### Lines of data
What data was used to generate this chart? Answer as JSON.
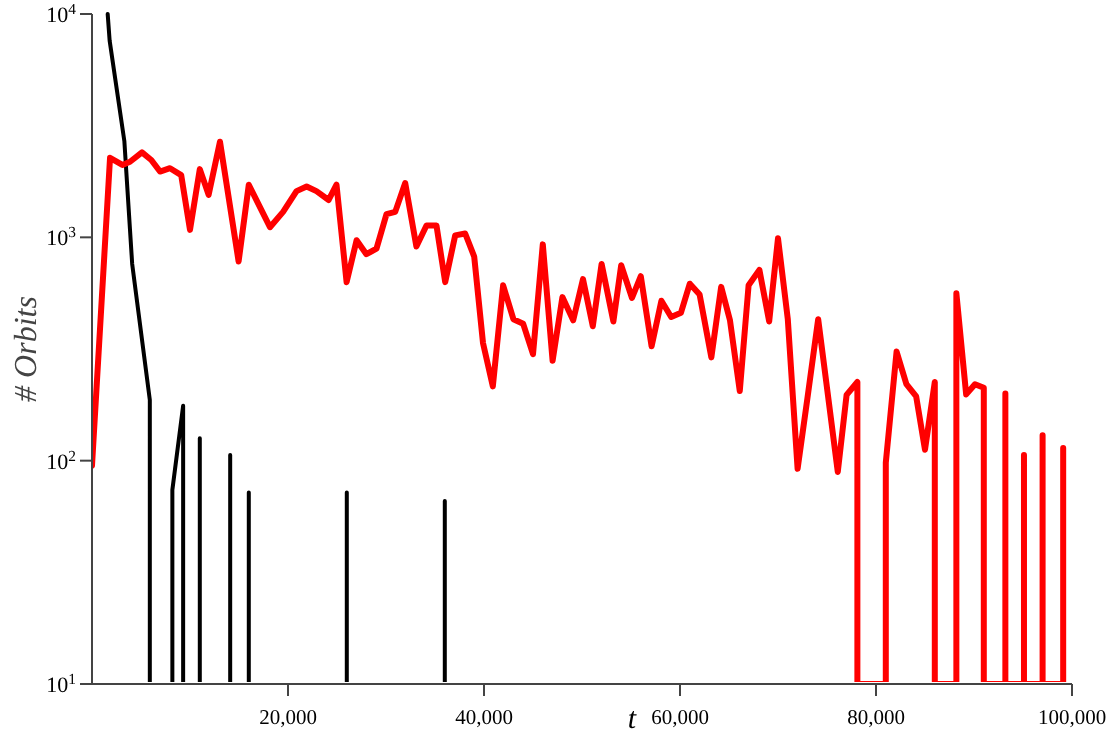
{
  "chart_data": {
    "type": "line",
    "xlabel": "t",
    "ylabel": "# Orbits",
    "log": "y",
    "grid": false,
    "marker": "none",
    "line_style": "solid",
    "xlim": [
      0,
      100000
    ],
    "ylim": [
      10,
      10000
    ],
    "xticks": [
      {
        "value": 20000,
        "label": "20,000"
      },
      {
        "value": 40000,
        "label": "40,000"
      },
      {
        "value": 60000,
        "label": "60,000"
      },
      {
        "value": 80000,
        "label": "80,000"
      },
      {
        "value": 100000,
        "label": "100,000"
      }
    ],
    "yticks": [
      {
        "value": 10,
        "label": "10$^{1}$"
      },
      {
        "value": 100,
        "label": "10$^{2}$"
      },
      {
        "value": 1000,
        "label": "10$^{3}$"
      },
      {
        "value": 10000,
        "label": "10$^{4}$"
      }
    ],
    "series": [
      {
        "color": "#000000",
        "x": [
          1600,
          1800,
          3300,
          4100,
          5900,
          5900,
          8200,
          8200,
          9300,
          9300,
          11000,
          11000,
          11000,
          14100,
          14100,
          14100,
          16000,
          16000,
          16000,
          26000,
          26000,
          26000,
          36000,
          36000,
          36000
        ],
        "values": [
          10000,
          7600,
          2700,
          760,
          187,
          10,
          10,
          74,
          176,
          10,
          10,
          126,
          10,
          10,
          106,
          10,
          10,
          72,
          10,
          10,
          72,
          10,
          10,
          66,
          10
        ]
      },
      {
        "color": "#ff0000",
        "x": [
          0,
          1840,
          3100,
          3880,
          5100,
          6050,
          6940,
          7960,
          9100,
          10000,
          11000,
          11900,
          13060,
          14960,
          16000,
          18160,
          19500,
          20870,
          21900,
          22900,
          24150,
          24950,
          25980,
          27000,
          28000,
          29030,
          30050,
          30940,
          31960,
          33100,
          34130,
          35150,
          36040,
          37060,
          38080,
          39000,
          39900,
          40900,
          41950,
          43000,
          44000,
          45000,
          46000,
          47000,
          48000,
          49100,
          50100,
          51100,
          52000,
          53200,
          54000,
          55100,
          56000,
          57100,
          58100,
          59100,
          60100,
          61000,
          62000,
          63200,
          64200,
          65100,
          66100,
          67000,
          68100,
          69100,
          70000,
          71000,
          72000,
          73000,
          74100,
          76100,
          77000,
          78100,
          78100,
          81000,
          81000,
          82100,
          83100,
          84100,
          85000,
          86000,
          86000,
          88200,
          88200,
          89200,
          90100,
          91000,
          91000,
          93200,
          93200,
          93200,
          95100,
          95100,
          95100,
          97000,
          97000,
          97000,
          99100,
          99100,
          99100
        ],
        "values": [
          95,
          2270,
          2110,
          2180,
          2400,
          2220,
          1970,
          2040,
          1900,
          1080,
          2020,
          1550,
          2680,
          780,
          1720,
          1110,
          1300,
          1610,
          1690,
          1610,
          1470,
          1720,
          630,
          970,
          840,
          890,
          1270,
          1300,
          1750,
          910,
          1130,
          1130,
          630,
          1020,
          1040,
          820,
          336,
          215,
          610,
          430,
          410,
          300,
          930,
          280,
          540,
          425,
          650,
          400,
          760,
          420,
          750,
          535,
          670,
          325,
          520,
          440,
          460,
          620,
          555,
          290,
          600,
          425,
          205,
          610,
          715,
          420,
          990,
          430,
          92,
          190,
          430,
          89,
          197,
          225,
          10,
          10,
          98,
          308,
          220,
          194,
          112,
          225,
          10,
          10,
          562,
          198,
          220,
          212,
          10,
          10,
          200,
          10,
          10,
          106,
          10,
          10,
          130,
          10,
          10,
          114,
          10
        ]
      }
    ]
  }
}
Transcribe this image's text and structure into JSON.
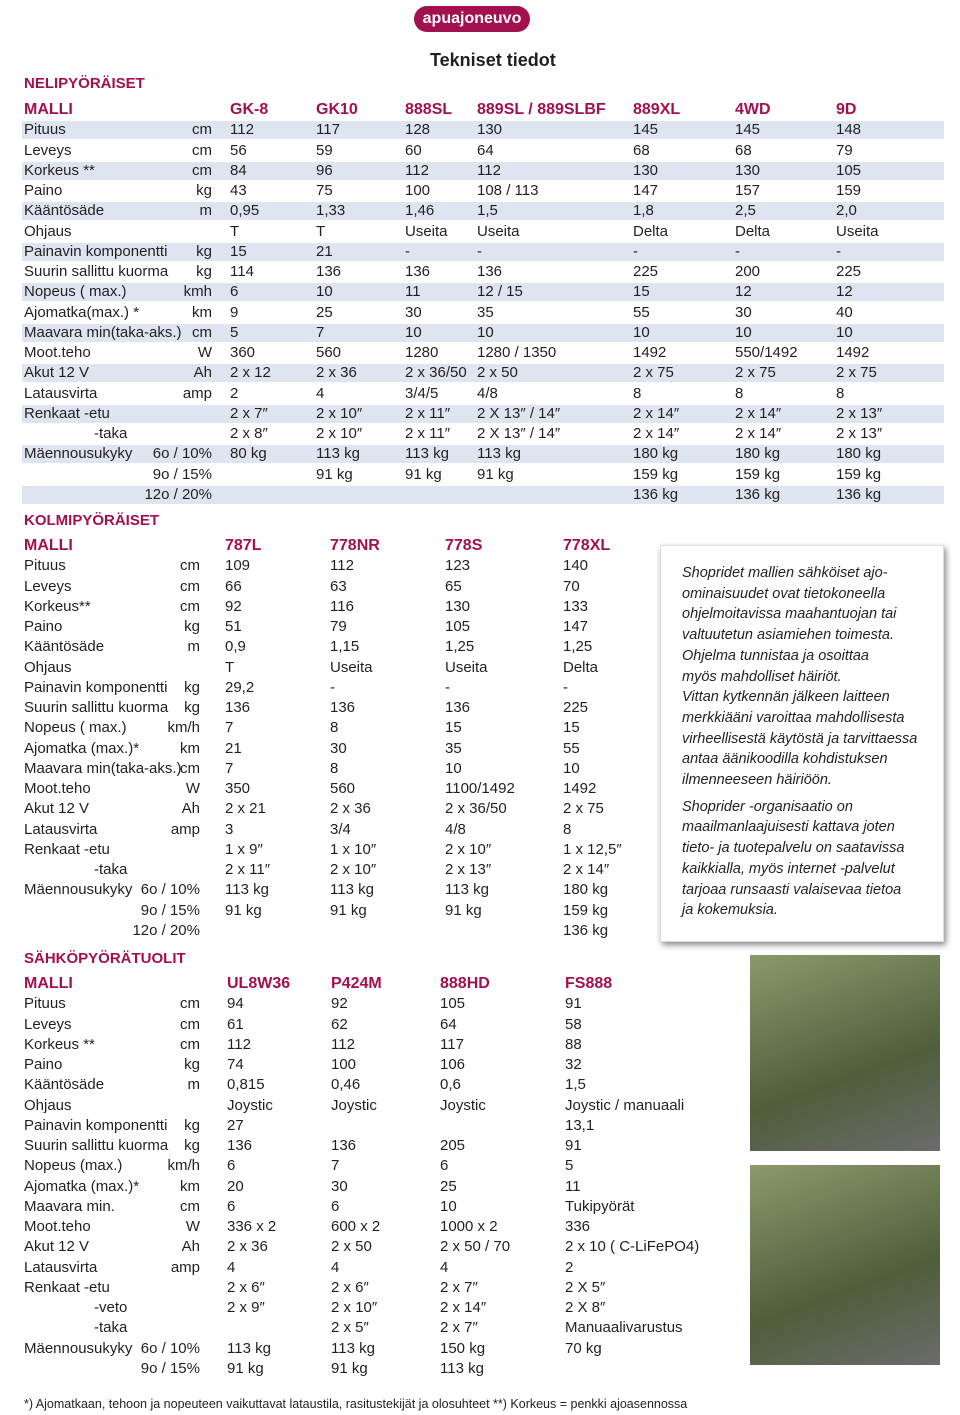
{
  "logo": "apuajoneuvo",
  "title": "Tekniset tiedot",
  "sections": [
    {
      "heading": "NELIPYÖRÄISET",
      "header": [
        "MALLI",
        "GK-8",
        "GK10",
        "888SL",
        "889SL / 889SLBF",
        "889XL",
        "4WD",
        "9D"
      ],
      "rows": [
        [
          "Pituus",
          "cm",
          "112",
          "117",
          "128",
          "130",
          "145",
          "145",
          "148"
        ],
        [
          "Leveys",
          "cm",
          "56",
          "59",
          "60",
          "64",
          "68",
          "68",
          "79"
        ],
        [
          "Korkeus **",
          "cm",
          "84",
          "96",
          "112",
          "112",
          "130",
          "130",
          "105"
        ],
        [
          "Paino",
          "kg",
          "43",
          "75",
          "100",
          "108 / 113",
          "147",
          "157",
          "159"
        ],
        [
          "Kääntösäde",
          "m",
          "0,95",
          "1,33",
          "1,46",
          "1,5",
          "1,8",
          "2,5",
          "2,0"
        ],
        [
          "Ohjaus",
          null,
          "T",
          "T",
          "Useita",
          "Useita",
          "Delta",
          "Delta",
          "Useita"
        ],
        [
          "Painavin komponentti",
          "kg",
          "15",
          "21",
          "-",
          "-",
          "-",
          "-",
          "-"
        ],
        [
          "Suurin sallittu kuorma",
          "kg",
          "114",
          "136",
          "136",
          "136",
          "225",
          "200",
          "225"
        ],
        [
          "Nopeus ( max.)",
          "kmh",
          "6",
          "10",
          "11",
          "12 / 15",
          "15",
          "12",
          "12"
        ],
        [
          "Ajomatka(max.) *",
          "km",
          "9",
          "25",
          "30",
          "35",
          "55",
          "30",
          "40"
        ],
        [
          "Maavara min(taka-aks.)",
          "cm",
          "5",
          "7",
          "10",
          "10",
          "10",
          "10",
          "10"
        ],
        [
          "Moot.teho",
          "W",
          "360",
          "560",
          "1280",
          "1280 / 1350",
          "1492",
          "550/1492",
          "1492"
        ],
        [
          "Akut 12 V",
          "Ah",
          "2 x 12",
          "2 x 36",
          "2 x 36/50",
          "2 x 50",
          "2 x 75",
          "2 x 75",
          "2 x 75"
        ],
        [
          "Latausvirta",
          "amp",
          "2",
          "4",
          "3/4/5",
          "4/8",
          "8",
          "8",
          "8"
        ],
        [
          "Renkaat -etu",
          null,
          "2 x 7″",
          "2 x 10″",
          "2 x 11″",
          "2 X 13″ / 14″",
          "2 x 14″",
          "2 x 14″",
          "2 x 13″"
        ],
        [
          "-taka",
          null,
          "2 x 8″",
          "2 x 10″",
          "2 x 11″",
          "2 X 13″ / 14″",
          "2 x 14″",
          "2 x 14″",
          "2 x 13″"
        ],
        [
          "Mäennousukyky",
          "6o / 10%",
          "80 kg",
          "113 kg",
          "113 kg",
          "113 kg",
          "180 kg",
          "180 kg",
          "180 kg"
        ],
        [
          null,
          "9o / 15%",
          null,
          "91 kg",
          "91 kg",
          "91 kg",
          "159 kg",
          "159 kg",
          "159 kg"
        ],
        [
          null,
          "12o / 20%",
          null,
          null,
          null,
          null,
          "136 kg",
          "136 kg",
          "136 kg"
        ]
      ]
    },
    {
      "heading": "KOLMIPYÖRÄISET",
      "header": [
        "MALLI",
        "787L",
        "778NR",
        "778S",
        "778XL"
      ],
      "rows": [
        [
          "Pituus",
          "cm",
          "109",
          "112",
          "123",
          "140"
        ],
        [
          "Leveys",
          "cm",
          "66",
          "63",
          "65",
          "70"
        ],
        [
          "Korkeus**",
          "cm",
          "92",
          "116",
          "130",
          "133"
        ],
        [
          "Paino",
          "kg",
          "51",
          "79",
          "105",
          "147"
        ],
        [
          "Kääntösäde",
          "m",
          "0,9",
          "1,15",
          "1,25",
          "1,25"
        ],
        [
          "Ohjaus",
          null,
          "T",
          "Useita",
          "Useita",
          "Delta"
        ],
        [
          "Painavin komponentti",
          "kg",
          "29,2",
          "-",
          "-",
          "-"
        ],
        [
          "Suurin sallittu kuorma",
          "kg",
          "136",
          "136",
          "136",
          "225"
        ],
        [
          "Nopeus ( max.)",
          "km/h",
          "7",
          "8",
          "15",
          "15"
        ],
        [
          "Ajomatka (max.)*",
          "km",
          "21",
          "30",
          "35",
          "55"
        ],
        [
          "Maavara min(taka-aks.)",
          "cm",
          "7",
          "8",
          "10",
          "10"
        ],
        [
          "Moot.teho",
          "W",
          "350",
          "560",
          "1100/1492",
          "1492"
        ],
        [
          "Akut 12 V",
          "Ah",
          "2 x 21",
          "2 x 36",
          "2 x 36/50",
          "2 x 75"
        ],
        [
          "Latausvirta",
          "amp",
          "3",
          "3/4",
          "4/8",
          "8"
        ],
        [
          "Renkaat -etu",
          null,
          "1 x 9″",
          "1 x 10″",
          "2 x 10″",
          "1 x 12,5″"
        ],
        [
          "-taka",
          null,
          "2 x 11″",
          "2 x 10″",
          "2 x 13″",
          "2 x 14″"
        ],
        [
          "Mäennousukyky",
          "6o / 10%",
          "113 kg",
          "113 kg",
          "113 kg",
          "180 kg"
        ],
        [
          null,
          "9o / 15%",
          "91 kg",
          "91 kg",
          "91 kg",
          "159 kg"
        ],
        [
          null,
          "12o / 20%",
          null,
          null,
          null,
          "136 kg"
        ]
      ]
    },
    {
      "heading": "SÄHKÖPYÖRÄTUOLIT",
      "header": [
        "MALLI",
        "UL8W36",
        "P424M",
        "888HD",
        "FS888"
      ],
      "rows": [
        [
          "Pituus",
          "cm",
          "94",
          "92",
          "105",
          "91"
        ],
        [
          "Leveys",
          "cm",
          "61",
          "62",
          "64",
          "58"
        ],
        [
          "Korkeus **",
          "cm",
          "112",
          "112",
          "117",
          "88"
        ],
        [
          "Paino",
          "kg",
          "74",
          "100",
          "106",
          "32"
        ],
        [
          "Kääntösäde",
          "m",
          "0,815",
          "0,46",
          "0,6",
          "1,5"
        ],
        [
          "Ohjaus",
          null,
          "Joystic",
          "Joystic",
          "Joystic",
          "Joystic / manuaali"
        ],
        [
          "Painavin komponentti",
          "kg",
          "27",
          null,
          null,
          "13,1"
        ],
        [
          "Suurin sallittu kuorma",
          "kg",
          "136",
          "136",
          "205",
          "91"
        ],
        [
          "Nopeus (max.)",
          "km/h",
          "6",
          "7",
          "6",
          "5"
        ],
        [
          "Ajomatka (max.)*",
          "km",
          "20",
          "30",
          "25",
          "11"
        ],
        [
          "Maavara min.",
          "cm",
          "6",
          "6",
          "10",
          "Tukipyörät"
        ],
        [
          "Moot.teho",
          "W",
          "336 x 2",
          "600 x 2",
          "1000 x 2",
          "336"
        ],
        [
          "Akut 12 V",
          "Ah",
          "2 x 36",
          "2 x 50",
          "2 x 50 / 70",
          "2 x 10 ( C-LiFePO4)"
        ],
        [
          "Latausvirta",
          "amp",
          "4",
          "4",
          "4",
          "2"
        ],
        [
          "Renkaat -etu",
          null,
          "2 x 6″",
          "2 x 6″",
          "2 x 7″",
          "2 X 5″"
        ],
        [
          "-veto",
          null,
          "2 x 9″",
          "2 x 10″",
          "2 x 14″",
          "2 X 8″"
        ],
        [
          "-taka",
          null,
          null,
          "2 x 5″",
          "2 x 7″",
          "Manuaalivarustus"
        ],
        [
          "Mäennousukyky",
          "6o / 10%",
          "113 kg",
          "113 kg",
          "150 kg",
          "70 kg"
        ],
        [
          null,
          "9o / 15%",
          "91 kg",
          "91 kg",
          "113 kg",
          null
        ]
      ]
    }
  ],
  "note": [
    [
      "Shopridet mallien sähköiset ajo-",
      "ominaisuudet ovat tietokoneella",
      "ohjelmoitavissa maahantuojan tai",
      "valtuutetun asiamiehen toimesta.",
      "Ohjelma tunnistaa ja osoittaa",
      "myös mahdolliset häiriöt.",
      "Vittan kytkennän jälkeen laitteen",
      "merkkiääni varoittaa mahdollisesta",
      "virheellisestä käytöstä ja tarvittaessa",
      "antaa äänikoodilla kohdistuksen",
      "ilmenneeseen häiriöön."
    ],
    [
      "Shoprider -organisaatio on",
      "maailmanlaajuisesti kattava joten",
      "tieto- ja tuotepalvelu on saatavissa",
      "kaikkialla, myös internet -palvelut",
      "tarjoaa runsaasti valaisevaa tietoa",
      "ja kokemuksia."
    ]
  ],
  "footnote": "*) Ajomatkaan, tehoon ja nopeuteen vaikuttavat lataustila, rasitustekijät ja olosuhteet  **) Korkeus = penkki ajoasennossa"
}
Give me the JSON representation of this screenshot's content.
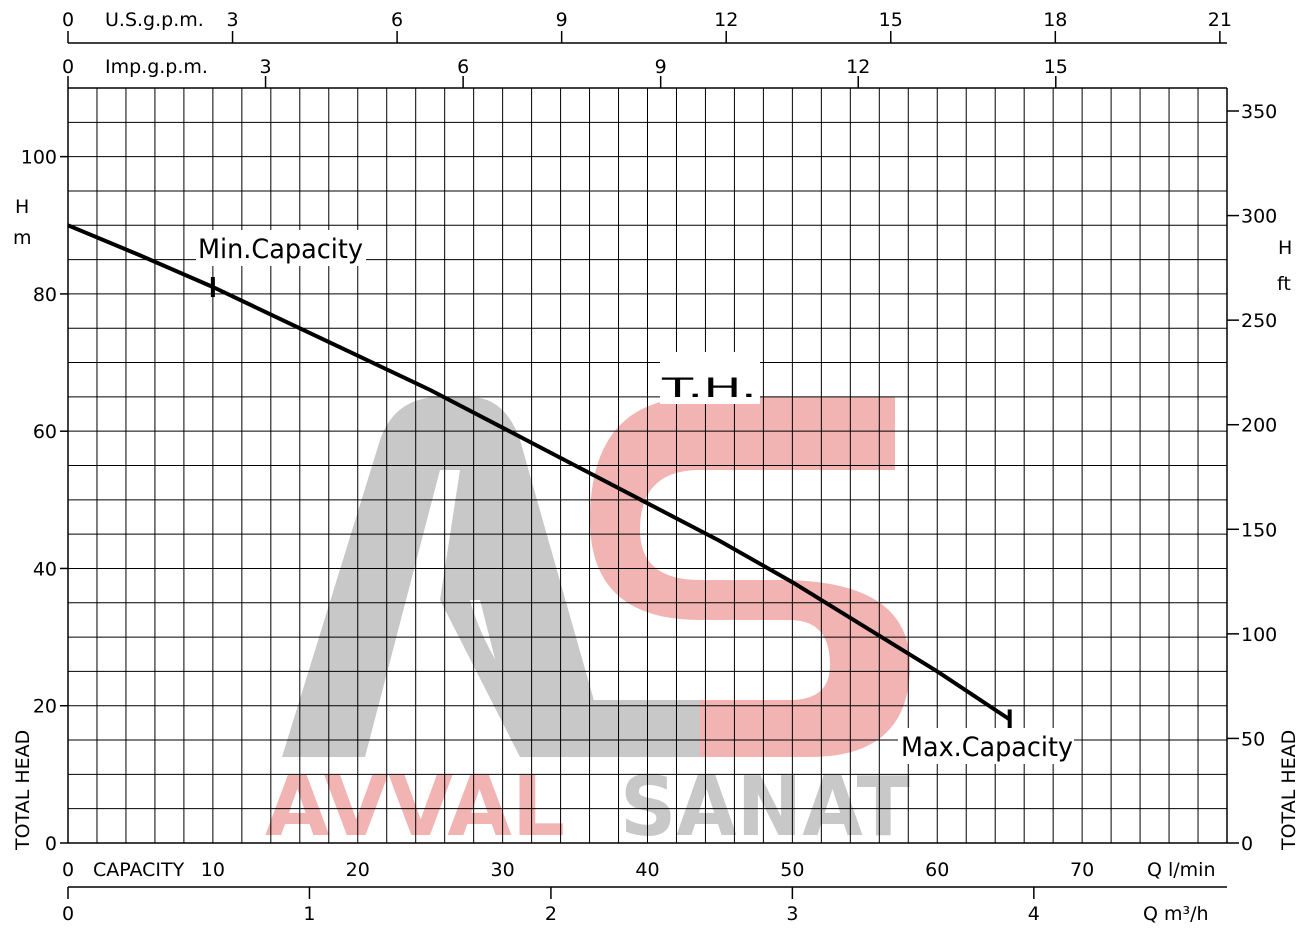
{
  "chart_data": {
    "type": "line",
    "series": [
      {
        "name": "T.H.",
        "x": [
          0,
          5,
          10,
          15,
          20,
          25,
          30,
          35,
          40,
          45,
          50,
          55,
          60,
          65
        ],
        "values": [
          90,
          85.6,
          81,
          76,
          71,
          66,
          60.5,
          55,
          49.5,
          44,
          38,
          31.5,
          25,
          18
        ]
      }
    ],
    "markers": [
      {
        "label": "Min.Capacity",
        "x": 10,
        "y": 81
      },
      {
        "label": "Max.Capacity",
        "x": 65,
        "y": 18
      }
    ],
    "x_axes": {
      "primary": {
        "label": "Q l/min",
        "range": [
          0,
          80
        ],
        "ticks": [
          "0",
          "10",
          "20",
          "30",
          "40",
          "50",
          "60",
          "70"
        ],
        "name": "CAPACITY"
      },
      "m3h": {
        "label": "Q m³/h",
        "range": [
          0,
          4.8
        ],
        "ticks": [
          "0",
          "1",
          "2",
          "3",
          "4"
        ]
      },
      "usgpm": {
        "label": "U.S.g.p.m.",
        "range": [
          0,
          21.13
        ],
        "ticks": [
          "0",
          "3",
          "6",
          "9",
          "12",
          "15",
          "18",
          "21"
        ]
      },
      "impgpm": {
        "label": "Imp.g.p.m.",
        "range": [
          0,
          17.6
        ],
        "ticks": [
          "0",
          "3",
          "6",
          "9",
          "12",
          "15"
        ]
      }
    },
    "y_axes": {
      "left": {
        "unit_h": "H",
        "unit": "m",
        "range": [
          0,
          110
        ],
        "ticks": [
          "0",
          "20",
          "40",
          "60",
          "80",
          "100"
        ],
        "name": "TOTAL HEAD"
      },
      "right": {
        "unit_h": "H",
        "unit": "ft",
        "range": [
          0,
          361
        ],
        "ticks": [
          "0",
          "50",
          "100",
          "150",
          "200",
          "250",
          "300",
          "350"
        ],
        "name": "TOTAL HEAD"
      }
    },
    "grid": true
  },
  "watermark": {
    "text_left": "AVVAL",
    "text_right": "SANAT",
    "color_gray": "#c8c8c8",
    "color_red": "#f2b3b3"
  }
}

### What is being asked
Tell how many lines in the records above contain "name", giving the number and no other words.

### Task answer
4